__Instructions for the task__
Reproduce the following lines verbatim from the listing, beginning with the line that contains "- svg-text:C22: C22: [857, 1082, 871, 1104]" and ending with the line that contains "- svg-text:10k: 10k: [674, 675, 688, 695]", both included.

__Material to process__

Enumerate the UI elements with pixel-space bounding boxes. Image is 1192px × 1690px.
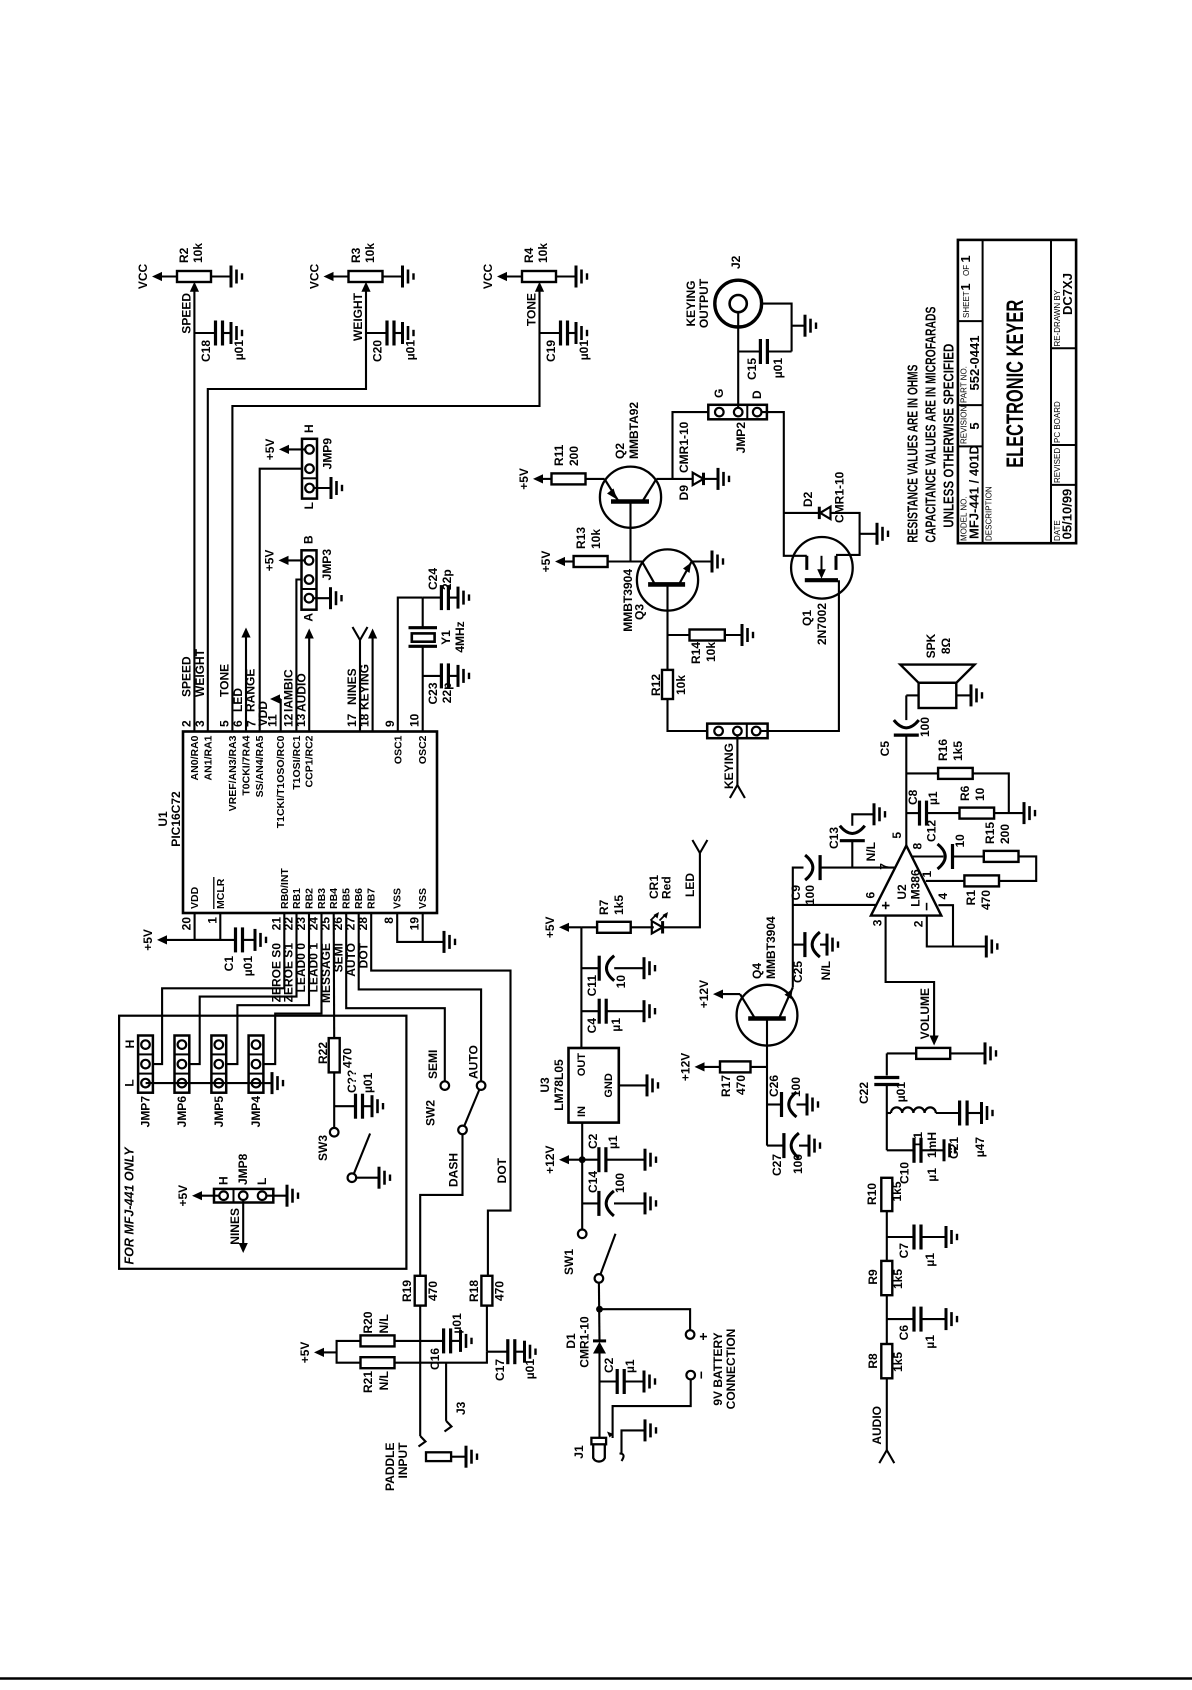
- svg-text:C22: C22: [857, 1082, 871, 1104]
- svg-text:10k: 10k: [704, 642, 718, 662]
- svg-text:22p: 22p: [440, 569, 454, 590]
- resistor R10 1k5: [865, 1178, 904, 1211]
- label LED: [231, 688, 245, 712]
- svg-text:H: H: [302, 424, 316, 433]
- svg-text:ELECTRONIC KEYER: ELECTRONIC KEYER: [1002, 300, 1029, 468]
- switch SW3: [316, 1128, 370, 1182]
- ground at C1: [255, 929, 266, 951]
- svg-text:N/L: N/L: [377, 1314, 391, 1333]
- label AUDIO (U1): [295, 673, 309, 712]
- title block revision: [960, 406, 983, 444]
- svg-text:2: 2: [179, 720, 193, 727]
- svg-text:470: 470: [426, 1281, 440, 1301]
- resistor R12 10k: [649, 670, 688, 699]
- jumper JMP6: [175, 1036, 190, 1128]
- capacitor C24 22p: [423, 568, 458, 610]
- svg-text:VOLUME: VOLUME: [918, 988, 932, 1039]
- power VDD stub (U1 pin11): [256, 694, 281, 731]
- ground at C2 (battery): [644, 1371, 655, 1393]
- wire Q2 collector to D9/JMP2-G node: [656, 412, 715, 479]
- svg-text:R15: R15: [983, 822, 997, 844]
- svg-text:22p: 22p: [440, 683, 454, 704]
- svg-text:+5V: +5V: [543, 916, 557, 938]
- label LED (CR1): [683, 873, 697, 897]
- wire R7 to CR1: [631, 926, 654, 928]
- power +5V (U3 OUT): [543, 916, 581, 938]
- ground at VOLUME: [985, 1042, 996, 1064]
- svg-text:9V BATTERY: 9V BATTERY: [711, 1332, 725, 1405]
- label SEMI (U1): [332, 943, 346, 972]
- wire Q3 emitter to ground: [692, 560, 712, 562]
- capacitor C22 .01uF: [857, 1078, 908, 1105]
- svg-text:C19: C19: [544, 340, 558, 362]
- wire NINES stub (JMP8): [239, 1200, 248, 1253]
- label 9V BATTERY CONNECTION: [711, 1329, 738, 1410]
- svg-text:C6: C6: [897, 1325, 911, 1341]
- svg-text:10k: 10k: [674, 675, 688, 695]
- svg-text:C14: C14: [586, 1171, 600, 1193]
- label RANGE: [244, 669, 258, 712]
- resistor R13 10k: [574, 527, 631, 567]
- svg-text:C26: C26: [767, 1075, 781, 1097]
- svg-text:L: L: [255, 1178, 269, 1185]
- ground at C11: [644, 957, 655, 979]
- svg-text:N/L: N/L: [377, 1371, 391, 1390]
- svg-text:RB6: RB6: [353, 888, 365, 909]
- label AUTO (U1): [344, 943, 358, 977]
- svg-text:T0CKI/7RA4: T0CKI/7RA4: [241, 735, 253, 795]
- wire U3 IN line: [579, 1123, 586, 1230]
- svg-text:R12: R12: [649, 674, 663, 696]
- ground at C16: [461, 1330, 472, 1352]
- svg-text:R19: R19: [400, 1280, 414, 1302]
- title block date: [1053, 489, 1075, 541]
- svg-text:MMBT3904: MMBT3904: [621, 569, 635, 632]
- svg-text:C24: C24: [426, 568, 440, 590]
- connector J2 KEYING OUTPUT: [684, 255, 762, 328]
- capacitor C27 100uF: [767, 1133, 809, 1176]
- svg-text:10: 10: [953, 834, 967, 848]
- label DOT (U1): [357, 942, 371, 968]
- svg-text:SPK: SPK: [924, 633, 938, 658]
- label WEIGHT (near U1): [193, 648, 207, 697]
- U1 pin 5: [217, 720, 239, 811]
- svg-text:KEYING: KEYING: [358, 664, 372, 710]
- svg-text:200: 200: [998, 824, 1012, 844]
- capacitor C23 22p: [423, 663, 458, 704]
- svg-text:4: 4: [936, 893, 950, 900]
- resistor R14 10k: [668, 630, 743, 665]
- svg-text:RB0/INT: RB0/INT: [279, 868, 291, 909]
- label SPEED (near R2): [180, 293, 194, 334]
- svg-text:C8: C8: [906, 789, 920, 805]
- capacitor C1 .01uF: [222, 927, 255, 976]
- capacitor C10 .1uF: [887, 1138, 944, 1184]
- switch SW1: [562, 1230, 616, 1283]
- svg-text:C17: C17: [493, 1359, 507, 1381]
- svg-text:+12V: +12V: [697, 980, 711, 1008]
- resistor R22 470: [316, 1038, 355, 1072]
- svg-text:U2: U2: [895, 884, 909, 900]
- svg-text:1: 1: [205, 917, 219, 924]
- svg-text:CMR1-10: CMR1-10: [833, 471, 847, 523]
- capacitor C13 N/L: [827, 814, 878, 867]
- wire battery + branch: [600, 1309, 691, 1330]
- capacitor C21 .47uF: [947, 1101, 987, 1160]
- wire R16/R6 to ground: [973, 773, 1009, 813]
- label WEIGHT (near R3): [351, 292, 365, 341]
- svg-text:DOT: DOT: [495, 1157, 509, 1183]
- svg-text:R2: R2: [177, 247, 191, 263]
- svg-text:JMP2: JMP2: [734, 422, 748, 454]
- resistor R8 1k5: [866, 1344, 905, 1378]
- jumper JMP7: [123, 1036, 153, 1128]
- ground at U3 GND: [619, 1074, 658, 1096]
- ground at C??: [372, 1095, 383, 1117]
- wire +5V to U1 VDD/MCLR: [195, 913, 236, 940]
- wire OSC1 (U1 pin9): [398, 598, 423, 732]
- svg-text:C18: C18: [199, 340, 213, 362]
- svg-text:6: 6: [864, 892, 878, 899]
- svg-text:C15: C15: [745, 358, 759, 380]
- svg-text:VCC: VCC: [136, 264, 150, 290]
- power +12V (Q4): [697, 980, 723, 1008]
- jumper JMP9: [302, 424, 335, 509]
- svg-text:1k5: 1k5: [891, 1352, 905, 1372]
- svg-text:R1: R1: [964, 890, 978, 906]
- svg-text:H: H: [217, 1176, 231, 1185]
- ground at C6: [946, 1308, 957, 1330]
- svg-text:R10: R10: [865, 1183, 879, 1205]
- wire audio line (pot to C22): [886, 1053, 888, 1075]
- capacitor C25 N/L: [791, 932, 833, 983]
- ground at R3: [383, 266, 414, 288]
- power +12V (R17): [679, 1053, 721, 1081]
- svg-text:SS/AN4/RA5: SS/AN4/RA5: [254, 735, 266, 797]
- svg-text:RB4: RB4: [328, 888, 340, 909]
- U1 pin 8: [382, 888, 404, 924]
- svg-text:PC BOARD: PC BOARD: [1053, 401, 1062, 443]
- wire R9 to C6/R8: [886, 1295, 888, 1344]
- svg-text:470: 470: [493, 1281, 507, 1301]
- microcontroller U1 PIC16C72: [156, 732, 437, 914]
- U1 pin 17: [345, 713, 359, 727]
- power +5V (R20/R21): [298, 1342, 337, 1364]
- power +5V (JMP3): [263, 550, 305, 572]
- svg-text:C4: C4: [585, 1018, 599, 1034]
- svg-text:9: 9: [383, 720, 397, 727]
- svg-text:05/10/99: 05/10/99: [1060, 489, 1075, 540]
- label NINES (JMP8): [228, 1208, 242, 1245]
- wire R20/R21 to +5V: [337, 1341, 361, 1363]
- svg-text:R8: R8: [866, 1353, 880, 1369]
- wire LED net stub (U1 pin6): [241, 628, 250, 732]
- svg-text:H: H: [123, 1040, 137, 1049]
- power +5V (R11): [517, 468, 552, 490]
- U1 pin 21: [269, 868, 291, 931]
- svg-text:JMP6: JMP6: [175, 1096, 189, 1128]
- title block re-drawn by: [1053, 273, 1075, 346]
- svg-text:+12V: +12V: [543, 1146, 557, 1174]
- label LEAD0 1: [307, 943, 321, 993]
- power +5V (U1): [141, 929, 195, 951]
- jumper JMP3: [302, 535, 335, 622]
- svg-text:DASH: DASH: [447, 1153, 461, 1187]
- diode D9 CMR1-10: [673, 421, 719, 500]
- ground at C14: [645, 1192, 656, 1214]
- svg-text:200: 200: [567, 446, 581, 466]
- svg-text:T1CKI/T1OSO/RC0: T1CKI/T1OSO/RC0: [275, 735, 287, 828]
- svg-text:Y1: Y1: [439, 630, 453, 645]
- ground at R4: [556, 266, 587, 288]
- svg-text:1: 1: [920, 871, 934, 878]
- wire OSC2 (U1 pin10): [422, 598, 424, 732]
- label LEAD0 0: [294, 943, 308, 993]
- wire R8 to AUDIO: [879, 1378, 894, 1463]
- svg-text:C11: C11: [585, 975, 599, 997]
- svg-text:G: G: [712, 389, 726, 398]
- U1 pin 24: [307, 888, 329, 931]
- svg-text:µ01: µ01: [577, 340, 591, 361]
- ground at R2: [211, 266, 242, 288]
- wire U2 pin3 to VOLUME pot: [886, 916, 939, 1046]
- svg-text:TONE: TONE: [525, 293, 539, 326]
- resistor R18 470: [467, 1276, 507, 1306]
- label ZEROE S1: [282, 943, 296, 1003]
- svg-text:µ01: µ01: [894, 1082, 908, 1103]
- jack J3 contact hook: [445, 1401, 469, 1431]
- svg-text:VCC: VCC: [481, 264, 495, 290]
- svg-text:+5V: +5V: [298, 1342, 312, 1364]
- transistor Q2 MMBTA92: [600, 402, 661, 528]
- svg-text:+5V: +5V: [263, 439, 277, 461]
- svg-text:SEMI: SEMI: [426, 1050, 440, 1079]
- box FOR MFJ-441 ONLY: [119, 1016, 406, 1269]
- resistor R9 1k5: [866, 1261, 905, 1295]
- svg-text:Q2: Q2: [613, 443, 627, 459]
- svg-text:µ01: µ01: [771, 358, 785, 379]
- svg-text:CAPACITANCE VALUES ARE IN MICR: CAPACITANCE VALUES ARE IN MICROFARADS: [923, 307, 940, 543]
- ground at C23: [458, 665, 469, 687]
- svg-text:PADDLE: PADDLE: [383, 1443, 397, 1491]
- svg-text:10: 10: [973, 787, 987, 801]
- svg-text:R14: R14: [689, 642, 703, 664]
- power +5V (JMP9): [263, 439, 305, 461]
- svg-text:N/L: N/L: [819, 961, 833, 980]
- jumper KEYING header: [707, 724, 767, 739]
- wire RB0 ZEROE S0 (pin21 to JMP7): [153, 913, 284, 1064]
- svg-text:MCLR: MCLR: [215, 878, 227, 909]
- U1 pin 23: [294, 888, 316, 931]
- label TONE (near U1): [218, 664, 232, 697]
- svg-text:JMP3: JMP3: [320, 549, 334, 581]
- ground at J1: [645, 1419, 656, 1441]
- svg-text:4MHz: 4MHz: [453, 621, 467, 652]
- ground at D9: [718, 468, 729, 490]
- svg-text:IN: IN: [576, 1106, 588, 1117]
- U1 pin 18: [358, 713, 372, 727]
- svg-text:SHEET: SHEET: [962, 291, 971, 318]
- wire Q3 base to R14/R12: [666, 584, 668, 699]
- U2 pin 5 output wire: [890, 695, 906, 845]
- potentiometer R4 10k TONE: [522, 243, 556, 292]
- svg-text:R13: R13: [574, 527, 588, 549]
- label ZEROE S0: [270, 943, 284, 1003]
- svg-text:+: +: [878, 901, 895, 910]
- svg-text:1k5: 1k5: [951, 741, 965, 761]
- svg-text:U1: U1: [156, 811, 170, 827]
- svg-text:C2: C2: [602, 1357, 616, 1373]
- svg-text:R6: R6: [958, 785, 972, 801]
- svg-text:µ1: µ1: [609, 1018, 623, 1032]
- ground at C26: [807, 1094, 818, 1116]
- svg-text:UNLESS OTHERWISE SPECIFIED: UNLESS OTHERWISE SPECIFIED: [941, 344, 958, 528]
- wire R12 to KEYING jumper: [668, 699, 715, 731]
- wire J3 stub: [445, 1363, 447, 1421]
- svg-text:µ01: µ01: [232, 340, 246, 361]
- svg-text:R18: R18: [467, 1280, 481, 1302]
- wire battery - branch: [613, 1379, 691, 1438]
- svg-text:JMP7: JMP7: [139, 1096, 153, 1128]
- svg-text:552-0441: 552-0441: [967, 336, 982, 391]
- svg-text:JMP4: JMP4: [249, 1096, 263, 1128]
- resistor R19 470: [400, 1276, 440, 1306]
- wire KEYING stub (jumper): [730, 736, 745, 798]
- svg-text:A: A: [302, 613, 316, 622]
- svg-text:MFJ-441 / 401D: MFJ-441 / 401D: [967, 445, 982, 539]
- transistor Q1 2N7002 MOSFET: [791, 537, 853, 645]
- svg-text:5: 5: [890, 832, 904, 839]
- svg-text:1: 1: [958, 255, 973, 262]
- svg-text:WEIGHT: WEIGHT: [193, 648, 207, 697]
- resistor R21 N/L: [361, 1357, 395, 1393]
- svg-text:CONNECTION: CONNECTION: [724, 1329, 738, 1410]
- wire U1 VSS to ground: [397, 913, 444, 942]
- svg-text:µ1: µ1: [926, 791, 940, 805]
- svg-text:OF: OF: [962, 265, 971, 276]
- svg-text:OUTPUT: OUTPUT: [697, 278, 711, 328]
- svg-text:µ47: µ47: [973, 1137, 987, 1158]
- svg-text:C20: C20: [371, 340, 385, 362]
- wire DOT node to R18: [486, 1306, 488, 1352]
- svg-text:SPEED: SPEED: [180, 656, 194, 697]
- svg-text:R4: R4: [522, 247, 536, 263]
- svg-text:SW3: SW3: [316, 1135, 330, 1161]
- U1 pin 22: [282, 888, 304, 931]
- resistor R16 1k5: [906, 739, 972, 779]
- svg-text:1: 1: [958, 283, 973, 290]
- wire SEMI (pin26 to SW2): [346, 913, 445, 1081]
- svg-text:CCP1/RC2: CCP1/RC2: [304, 735, 316, 787]
- ground at U1 VSS: [444, 931, 455, 953]
- svg-text:PIC16C72: PIC16C72: [169, 791, 183, 847]
- ground at C24: [458, 587, 469, 609]
- svg-text:OSC2: OSC2: [417, 735, 429, 764]
- svg-text:J2: J2: [729, 255, 743, 269]
- ground at C13: [874, 803, 885, 825]
- svg-text:C12: C12: [925, 820, 939, 842]
- svg-text:R22: R22: [316, 1042, 330, 1064]
- svg-text:JMP5: JMP5: [212, 1096, 226, 1128]
- diode D1 CMR1-10: [564, 1316, 606, 1368]
- wire Q4 emitter rail: [793, 868, 804, 988]
- capacitor C8 .1uF: [906, 789, 960, 825]
- label VOLUME: [918, 988, 932, 1039]
- svg-text:LM78L05: LM78L05: [552, 1059, 566, 1111]
- potentiometer R2 10k SPEED: [177, 243, 211, 292]
- svg-text:SPEED: SPEED: [180, 293, 194, 334]
- svg-text:DESCRIPTION: DESCRIPTION: [985, 486, 994, 541]
- title block frame: [958, 240, 1076, 543]
- U1 pin 20: [180, 886, 202, 930]
- svg-text:JMP8: JMP8: [236, 1153, 250, 1185]
- svg-text:RB1: RB1: [291, 888, 303, 909]
- svg-text:C25: C25: [791, 961, 805, 983]
- ground at C7: [946, 1226, 957, 1248]
- svg-text:CMR1-10: CMR1-10: [578, 1316, 592, 1368]
- label IAMBIC: [282, 669, 296, 712]
- ground at R14: [742, 624, 753, 646]
- svg-text:C5: C5: [878, 741, 892, 757]
- svg-text:DOT: DOT: [357, 942, 371, 968]
- svg-text:OUT: OUT: [576, 1053, 588, 1077]
- svg-text:J3: J3: [454, 1401, 468, 1415]
- wire AUDIO net stub (U1 pin13): [305, 629, 314, 732]
- wire SPEED net (U1 pin2 to R2 wiper): [193, 291, 195, 732]
- label AUDIO: [870, 1406, 884, 1445]
- U2 pin labels: [864, 843, 951, 928]
- svg-text:L: L: [123, 1079, 137, 1086]
- svg-text:C7: C7: [897, 1243, 911, 1259]
- resistor R17 470: [719, 1061, 767, 1097]
- regulator U3 LM78L05: [538, 1048, 619, 1123]
- svg-text:SW2: SW2: [424, 1100, 438, 1126]
- label TONE (near R4): [525, 293, 539, 326]
- svg-text:AUDIO: AUDIO: [870, 1406, 884, 1445]
- wire MESSAGE (pin25 to R22): [333, 913, 336, 1038]
- svg-text:RB2: RB2: [304, 888, 316, 909]
- U1 pin 13: [294, 713, 316, 787]
- ground at C19: [576, 322, 587, 344]
- wire RANGE net (U1 pin7 to JMP9): [260, 469, 304, 732]
- U1 pin 6: [231, 720, 253, 796]
- label DOT: [495, 1157, 509, 1183]
- svg-text:VDD: VDD: [189, 886, 201, 909]
- ground at C25: [827, 934, 838, 956]
- resistor R20 N/L: [361, 1311, 395, 1346]
- svg-text:10k: 10k: [536, 243, 550, 263]
- ground at C2 (U3): [645, 1149, 656, 1171]
- label SPEED (near U1): [180, 656, 194, 697]
- label NINES (U1): [345, 668, 359, 705]
- svg-text:10k: 10k: [191, 243, 205, 263]
- svg-text:C10: C10: [898, 1162, 912, 1184]
- op-amp U2 LM386: [871, 846, 941, 916]
- svg-text:470: 470: [979, 890, 993, 910]
- svg-text:C27: C27: [770, 1154, 784, 1176]
- wire R20 to DASH line: [395, 1340, 421, 1342]
- svg-text:5: 5: [217, 720, 231, 727]
- speaker SPK 8ohm: [900, 633, 974, 708]
- ground at paddle jack: [451, 1446, 477, 1468]
- capacitor C11 10uF: [581, 956, 644, 997]
- svg-text:L: L: [302, 502, 316, 509]
- svg-text:AUTO: AUTO: [467, 1045, 481, 1079]
- power +12V (U3 IN): [543, 1146, 582, 1174]
- inductor L1 1mH: [887, 1107, 960, 1158]
- U1 pin 25: [319, 888, 341, 931]
- svg-text:B: B: [302, 535, 316, 544]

__Solution for this exercise__
- svg-text:C22: C22: [857, 1082, 871, 1104]
- svg-text:10k: 10k: [704, 642, 718, 662]
- svg-text:22p: 22p: [440, 569, 454, 590]
- resistor R10 1k5: [865, 1178, 904, 1211]
- label LED: [231, 688, 245, 712]
- svg-text:H: H: [302, 424, 316, 433]
- svg-text:ELECTRONIC KEYER: ELECTRONIC KEYER: [1002, 300, 1029, 468]
- switch SW3: [316, 1128, 370, 1182]
- ground at C1: [255, 929, 266, 951]
- svg-text:N/L: N/L: [377, 1314, 391, 1333]
- label AUDIO (U1): [295, 673, 309, 712]
- title block revision: [960, 406, 983, 444]
- svg-text:2: 2: [179, 720, 193, 727]
- svg-text:470: 470: [426, 1281, 440, 1301]
- resistor R12 10k: [649, 670, 688, 699]
- jumper JMP6: [175, 1036, 190, 1128]
- capacitor C24 22p: [423, 568, 458, 610]
- svg-text:VOLUME: VOLUME: [918, 988, 932, 1039]
- power VDD stub (U1 pin11): [256, 694, 281, 731]
- ground at C2 (battery): [644, 1371, 655, 1393]
- wire Q2 collector to D9/JMP2-G node: [656, 412, 715, 479]
- svg-text:R15: R15: [983, 822, 997, 844]
- svg-text:22p: 22p: [440, 683, 454, 704]
- svg-text:+5V: +5V: [543, 916, 557, 938]
- label LED (CR1): [683, 873, 697, 897]
- wire R7 to CR1: [631, 926, 654, 928]
- power +5V (U3 OUT): [543, 916, 581, 938]
- ground at VOLUME: [985, 1042, 996, 1064]
- svg-text:9V BATTERY: 9V BATTERY: [711, 1332, 725, 1405]
- label SEMI (U1): [332, 943, 346, 972]
- wire Q3 emitter to ground: [692, 560, 712, 562]
- capacitor C22 .01uF: [857, 1078, 908, 1105]
- svg-text:C19: C19: [544, 340, 558, 362]
- wire NINES stub (JMP8): [239, 1200, 248, 1253]
- label 9V BATTERY CONNECTION: [711, 1329, 738, 1410]
- svg-text:C6: C6: [897, 1325, 911, 1341]
- svg-text:10k: 10k: [674, 675, 688, 695]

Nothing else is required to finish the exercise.